TASK REQUIREMENTS — From the material below, list every line containing "Endothelin".

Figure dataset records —
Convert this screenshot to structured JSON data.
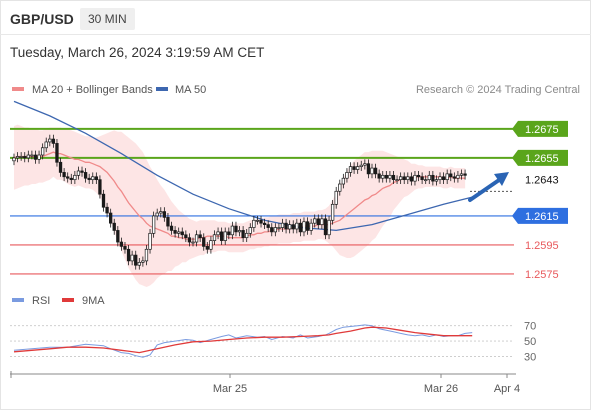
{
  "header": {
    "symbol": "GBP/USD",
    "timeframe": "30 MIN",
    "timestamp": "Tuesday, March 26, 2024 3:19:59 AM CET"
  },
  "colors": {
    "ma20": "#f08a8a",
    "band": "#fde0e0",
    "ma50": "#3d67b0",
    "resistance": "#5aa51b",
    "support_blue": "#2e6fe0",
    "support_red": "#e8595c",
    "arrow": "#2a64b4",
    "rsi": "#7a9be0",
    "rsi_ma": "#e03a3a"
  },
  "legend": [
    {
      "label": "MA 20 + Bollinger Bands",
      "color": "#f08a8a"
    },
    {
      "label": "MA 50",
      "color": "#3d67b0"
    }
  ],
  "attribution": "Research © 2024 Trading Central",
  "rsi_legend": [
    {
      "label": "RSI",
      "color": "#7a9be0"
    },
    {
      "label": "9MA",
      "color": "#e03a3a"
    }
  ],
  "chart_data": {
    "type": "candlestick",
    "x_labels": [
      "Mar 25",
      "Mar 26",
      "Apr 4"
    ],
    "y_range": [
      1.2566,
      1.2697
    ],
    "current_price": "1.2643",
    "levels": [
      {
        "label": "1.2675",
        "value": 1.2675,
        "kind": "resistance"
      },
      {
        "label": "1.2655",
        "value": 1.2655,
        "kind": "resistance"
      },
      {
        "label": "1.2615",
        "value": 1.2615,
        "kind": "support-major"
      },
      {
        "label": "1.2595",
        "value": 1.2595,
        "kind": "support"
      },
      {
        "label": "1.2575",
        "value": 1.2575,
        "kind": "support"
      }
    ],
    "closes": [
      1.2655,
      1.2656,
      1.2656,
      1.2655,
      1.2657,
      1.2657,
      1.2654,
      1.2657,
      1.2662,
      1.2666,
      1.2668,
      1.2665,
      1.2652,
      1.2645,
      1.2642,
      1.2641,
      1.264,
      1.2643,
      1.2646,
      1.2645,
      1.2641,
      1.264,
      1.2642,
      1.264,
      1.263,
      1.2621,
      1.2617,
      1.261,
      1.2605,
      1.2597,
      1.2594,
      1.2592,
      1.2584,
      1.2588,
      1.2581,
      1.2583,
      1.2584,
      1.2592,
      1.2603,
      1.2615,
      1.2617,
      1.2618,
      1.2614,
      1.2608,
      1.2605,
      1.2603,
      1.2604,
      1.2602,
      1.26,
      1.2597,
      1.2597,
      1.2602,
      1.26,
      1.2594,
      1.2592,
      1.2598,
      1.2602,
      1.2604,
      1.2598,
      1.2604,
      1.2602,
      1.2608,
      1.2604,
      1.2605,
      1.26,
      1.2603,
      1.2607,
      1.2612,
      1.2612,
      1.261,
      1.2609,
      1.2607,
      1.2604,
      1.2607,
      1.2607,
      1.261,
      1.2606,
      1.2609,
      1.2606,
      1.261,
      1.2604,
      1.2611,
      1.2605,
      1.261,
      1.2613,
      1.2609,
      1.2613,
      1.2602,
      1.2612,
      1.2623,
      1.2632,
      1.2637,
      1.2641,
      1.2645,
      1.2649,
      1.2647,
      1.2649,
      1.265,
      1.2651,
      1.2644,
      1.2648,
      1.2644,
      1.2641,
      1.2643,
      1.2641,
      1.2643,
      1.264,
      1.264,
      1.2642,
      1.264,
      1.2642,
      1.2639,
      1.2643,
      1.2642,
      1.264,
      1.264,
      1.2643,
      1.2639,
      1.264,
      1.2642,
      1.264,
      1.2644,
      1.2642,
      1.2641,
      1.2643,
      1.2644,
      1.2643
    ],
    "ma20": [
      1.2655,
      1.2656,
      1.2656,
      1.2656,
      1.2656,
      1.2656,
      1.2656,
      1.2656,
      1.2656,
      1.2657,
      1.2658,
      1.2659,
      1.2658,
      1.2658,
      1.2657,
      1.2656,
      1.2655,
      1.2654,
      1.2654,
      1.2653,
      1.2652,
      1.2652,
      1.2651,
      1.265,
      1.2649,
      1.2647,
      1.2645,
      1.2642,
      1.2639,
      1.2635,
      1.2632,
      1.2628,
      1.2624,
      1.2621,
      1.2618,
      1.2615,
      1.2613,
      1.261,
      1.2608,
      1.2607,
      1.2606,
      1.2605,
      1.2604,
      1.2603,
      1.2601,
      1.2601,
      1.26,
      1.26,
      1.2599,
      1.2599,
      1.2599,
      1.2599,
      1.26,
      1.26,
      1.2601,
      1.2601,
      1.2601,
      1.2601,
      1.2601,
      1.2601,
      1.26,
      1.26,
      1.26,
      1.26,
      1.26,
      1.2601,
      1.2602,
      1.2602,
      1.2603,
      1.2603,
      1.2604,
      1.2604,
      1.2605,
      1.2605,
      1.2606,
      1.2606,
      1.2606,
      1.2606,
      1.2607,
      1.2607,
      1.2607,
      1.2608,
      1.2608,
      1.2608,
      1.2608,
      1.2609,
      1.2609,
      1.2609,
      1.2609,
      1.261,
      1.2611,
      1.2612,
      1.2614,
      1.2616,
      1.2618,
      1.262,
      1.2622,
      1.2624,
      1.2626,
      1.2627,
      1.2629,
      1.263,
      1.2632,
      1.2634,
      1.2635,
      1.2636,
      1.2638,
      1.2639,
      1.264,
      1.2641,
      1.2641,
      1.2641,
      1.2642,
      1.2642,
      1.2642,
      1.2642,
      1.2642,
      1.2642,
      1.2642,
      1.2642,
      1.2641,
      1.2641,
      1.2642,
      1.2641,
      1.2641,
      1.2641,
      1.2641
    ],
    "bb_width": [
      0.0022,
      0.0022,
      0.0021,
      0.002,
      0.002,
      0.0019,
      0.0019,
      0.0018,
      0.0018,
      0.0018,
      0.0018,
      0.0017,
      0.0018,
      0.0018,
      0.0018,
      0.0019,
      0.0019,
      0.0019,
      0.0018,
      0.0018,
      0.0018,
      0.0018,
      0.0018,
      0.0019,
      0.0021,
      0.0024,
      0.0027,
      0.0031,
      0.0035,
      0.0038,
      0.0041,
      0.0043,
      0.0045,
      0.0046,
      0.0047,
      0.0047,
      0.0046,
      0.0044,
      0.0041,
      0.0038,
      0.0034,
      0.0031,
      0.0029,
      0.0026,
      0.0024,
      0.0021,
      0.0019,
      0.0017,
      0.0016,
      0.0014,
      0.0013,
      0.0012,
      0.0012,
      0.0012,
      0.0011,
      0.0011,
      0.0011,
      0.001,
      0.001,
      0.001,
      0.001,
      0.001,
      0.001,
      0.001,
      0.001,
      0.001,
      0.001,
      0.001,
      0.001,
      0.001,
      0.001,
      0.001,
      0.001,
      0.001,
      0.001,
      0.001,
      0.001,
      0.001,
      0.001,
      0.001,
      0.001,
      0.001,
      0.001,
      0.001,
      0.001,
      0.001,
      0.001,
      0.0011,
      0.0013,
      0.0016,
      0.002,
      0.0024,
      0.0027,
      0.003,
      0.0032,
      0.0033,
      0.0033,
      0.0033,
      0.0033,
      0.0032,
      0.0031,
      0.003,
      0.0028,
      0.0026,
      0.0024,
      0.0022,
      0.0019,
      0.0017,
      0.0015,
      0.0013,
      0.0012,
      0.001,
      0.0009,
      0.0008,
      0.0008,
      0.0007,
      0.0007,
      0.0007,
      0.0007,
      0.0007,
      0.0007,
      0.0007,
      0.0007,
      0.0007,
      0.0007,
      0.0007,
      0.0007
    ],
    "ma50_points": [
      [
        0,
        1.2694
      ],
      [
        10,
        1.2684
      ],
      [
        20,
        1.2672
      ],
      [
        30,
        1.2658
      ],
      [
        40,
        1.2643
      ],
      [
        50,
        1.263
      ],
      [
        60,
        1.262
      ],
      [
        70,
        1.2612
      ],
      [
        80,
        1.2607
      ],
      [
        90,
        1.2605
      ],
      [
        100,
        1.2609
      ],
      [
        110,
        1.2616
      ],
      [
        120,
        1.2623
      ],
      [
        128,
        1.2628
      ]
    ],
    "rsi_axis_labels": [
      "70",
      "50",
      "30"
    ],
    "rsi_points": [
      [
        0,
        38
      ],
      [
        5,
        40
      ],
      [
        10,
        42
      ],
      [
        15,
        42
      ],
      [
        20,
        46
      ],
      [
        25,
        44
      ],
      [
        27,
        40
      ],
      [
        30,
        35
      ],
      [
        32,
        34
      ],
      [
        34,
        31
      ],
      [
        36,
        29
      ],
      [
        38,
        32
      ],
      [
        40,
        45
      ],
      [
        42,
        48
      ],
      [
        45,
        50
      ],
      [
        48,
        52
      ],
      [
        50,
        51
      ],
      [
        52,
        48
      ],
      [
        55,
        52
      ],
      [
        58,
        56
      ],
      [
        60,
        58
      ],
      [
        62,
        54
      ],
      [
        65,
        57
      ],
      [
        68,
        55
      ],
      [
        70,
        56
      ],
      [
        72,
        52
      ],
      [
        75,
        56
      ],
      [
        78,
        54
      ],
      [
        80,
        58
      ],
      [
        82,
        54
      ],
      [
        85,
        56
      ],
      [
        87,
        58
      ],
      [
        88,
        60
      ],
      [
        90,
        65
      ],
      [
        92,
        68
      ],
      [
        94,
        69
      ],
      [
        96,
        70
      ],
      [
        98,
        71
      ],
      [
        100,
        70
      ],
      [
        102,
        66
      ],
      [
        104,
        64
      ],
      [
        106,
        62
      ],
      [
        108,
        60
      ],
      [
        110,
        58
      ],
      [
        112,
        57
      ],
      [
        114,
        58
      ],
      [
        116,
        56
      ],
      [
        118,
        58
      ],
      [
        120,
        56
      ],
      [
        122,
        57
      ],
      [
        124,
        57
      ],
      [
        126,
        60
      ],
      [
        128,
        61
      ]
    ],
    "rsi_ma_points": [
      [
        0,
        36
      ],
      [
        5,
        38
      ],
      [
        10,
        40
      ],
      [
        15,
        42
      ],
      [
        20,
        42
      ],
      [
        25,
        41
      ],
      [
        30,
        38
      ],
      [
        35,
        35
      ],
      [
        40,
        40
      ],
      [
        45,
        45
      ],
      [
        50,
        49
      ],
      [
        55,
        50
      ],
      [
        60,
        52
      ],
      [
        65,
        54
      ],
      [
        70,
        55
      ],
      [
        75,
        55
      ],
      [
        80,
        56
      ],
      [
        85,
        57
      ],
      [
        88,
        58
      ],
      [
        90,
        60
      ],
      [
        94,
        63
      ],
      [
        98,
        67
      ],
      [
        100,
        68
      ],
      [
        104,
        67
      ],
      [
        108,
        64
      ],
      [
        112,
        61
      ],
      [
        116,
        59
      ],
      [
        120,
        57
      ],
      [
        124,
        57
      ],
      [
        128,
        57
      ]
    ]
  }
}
--
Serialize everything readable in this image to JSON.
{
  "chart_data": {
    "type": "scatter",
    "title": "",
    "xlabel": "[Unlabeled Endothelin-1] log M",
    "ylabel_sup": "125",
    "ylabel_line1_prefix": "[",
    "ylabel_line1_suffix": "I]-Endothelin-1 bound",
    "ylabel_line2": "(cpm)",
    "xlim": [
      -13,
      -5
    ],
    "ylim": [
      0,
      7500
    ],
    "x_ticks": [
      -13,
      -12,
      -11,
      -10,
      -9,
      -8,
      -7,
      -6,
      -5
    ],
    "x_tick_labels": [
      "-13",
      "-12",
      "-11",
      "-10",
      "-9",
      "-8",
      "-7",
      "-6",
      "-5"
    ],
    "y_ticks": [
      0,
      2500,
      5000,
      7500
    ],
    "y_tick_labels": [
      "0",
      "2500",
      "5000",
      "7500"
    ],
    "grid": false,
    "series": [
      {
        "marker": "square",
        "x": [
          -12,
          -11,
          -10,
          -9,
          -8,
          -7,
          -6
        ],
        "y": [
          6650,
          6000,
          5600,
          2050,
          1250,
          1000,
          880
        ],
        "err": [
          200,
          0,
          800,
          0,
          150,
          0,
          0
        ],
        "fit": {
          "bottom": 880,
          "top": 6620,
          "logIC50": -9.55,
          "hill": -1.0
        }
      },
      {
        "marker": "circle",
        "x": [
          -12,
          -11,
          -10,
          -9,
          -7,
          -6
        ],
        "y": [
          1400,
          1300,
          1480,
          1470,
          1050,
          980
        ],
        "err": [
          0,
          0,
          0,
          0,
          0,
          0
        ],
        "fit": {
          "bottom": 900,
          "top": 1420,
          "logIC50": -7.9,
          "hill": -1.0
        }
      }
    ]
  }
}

WRITTEN REPLY —
    "xlabel": "[Unlabeled Endothelin-1] log M",
    "ylabel_line1_suffix": "I]-Endothelin-1 bound",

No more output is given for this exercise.